Required task
Quote the listing below word for word, from its first line through the line that contains "point — [312, 486, 328, 503]".

Information supplied
%%
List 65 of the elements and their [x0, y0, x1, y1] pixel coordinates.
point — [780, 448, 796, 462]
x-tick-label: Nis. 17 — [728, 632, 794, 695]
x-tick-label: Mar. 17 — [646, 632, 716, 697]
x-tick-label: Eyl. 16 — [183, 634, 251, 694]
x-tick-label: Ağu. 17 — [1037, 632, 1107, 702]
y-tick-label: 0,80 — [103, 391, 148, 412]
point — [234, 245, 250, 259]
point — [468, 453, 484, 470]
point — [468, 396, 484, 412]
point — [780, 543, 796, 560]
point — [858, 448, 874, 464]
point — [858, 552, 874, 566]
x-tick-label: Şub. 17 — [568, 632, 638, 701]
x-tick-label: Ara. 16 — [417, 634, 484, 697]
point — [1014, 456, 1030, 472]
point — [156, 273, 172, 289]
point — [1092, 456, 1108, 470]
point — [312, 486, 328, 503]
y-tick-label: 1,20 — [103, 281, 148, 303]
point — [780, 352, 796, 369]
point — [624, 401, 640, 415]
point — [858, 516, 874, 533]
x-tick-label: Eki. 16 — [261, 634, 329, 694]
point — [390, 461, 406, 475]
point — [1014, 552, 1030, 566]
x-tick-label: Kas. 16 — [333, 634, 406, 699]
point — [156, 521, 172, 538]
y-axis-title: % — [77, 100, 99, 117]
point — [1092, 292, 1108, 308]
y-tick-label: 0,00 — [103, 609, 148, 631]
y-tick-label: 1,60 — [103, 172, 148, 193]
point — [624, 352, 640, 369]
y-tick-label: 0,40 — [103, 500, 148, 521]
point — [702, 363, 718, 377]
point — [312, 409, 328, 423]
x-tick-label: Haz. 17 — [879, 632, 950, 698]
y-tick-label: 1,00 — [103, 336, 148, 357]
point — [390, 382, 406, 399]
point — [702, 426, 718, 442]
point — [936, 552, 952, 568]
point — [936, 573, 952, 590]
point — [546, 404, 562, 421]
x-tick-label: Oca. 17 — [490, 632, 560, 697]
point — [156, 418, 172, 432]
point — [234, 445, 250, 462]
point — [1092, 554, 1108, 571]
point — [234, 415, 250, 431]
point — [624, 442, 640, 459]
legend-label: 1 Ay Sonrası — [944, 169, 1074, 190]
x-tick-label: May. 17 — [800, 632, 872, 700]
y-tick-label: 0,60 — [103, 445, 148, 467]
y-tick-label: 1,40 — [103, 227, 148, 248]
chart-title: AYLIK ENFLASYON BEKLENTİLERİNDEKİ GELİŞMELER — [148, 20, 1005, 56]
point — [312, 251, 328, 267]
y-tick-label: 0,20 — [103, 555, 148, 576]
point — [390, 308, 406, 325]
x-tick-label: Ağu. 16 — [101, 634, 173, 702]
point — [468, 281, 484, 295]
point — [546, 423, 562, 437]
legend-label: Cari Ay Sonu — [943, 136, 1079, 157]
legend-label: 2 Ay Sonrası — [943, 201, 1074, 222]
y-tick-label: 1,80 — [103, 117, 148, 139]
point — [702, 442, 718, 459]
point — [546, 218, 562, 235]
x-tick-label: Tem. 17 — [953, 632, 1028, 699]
%%
Completed exercise
List 65 of the elements and their [x0, y0, x1, y1] pixel coordinates.
point — [780, 448, 796, 462]
x-tick-label: Nis. 17 — [728, 632, 794, 695]
x-tick-label: Mar. 17 — [646, 632, 716, 697]
x-tick-label: Eyl. 16 — [183, 634, 251, 694]
x-tick-label: Ağu. 17 — [1037, 632, 1107, 702]
y-tick-label: 0,80 — [103, 391, 148, 412]
point — [234, 245, 250, 259]
point — [468, 453, 484, 470]
point — [468, 396, 484, 412]
point — [780, 543, 796, 560]
point — [858, 448, 874, 464]
point — [858, 552, 874, 566]
x-tick-label: Şub. 17 — [568, 632, 638, 701]
x-tick-label: Ara. 16 — [417, 634, 484, 697]
point — [1014, 456, 1030, 472]
point — [156, 273, 172, 289]
point — [1092, 456, 1108, 470]
point — [312, 486, 328, 503]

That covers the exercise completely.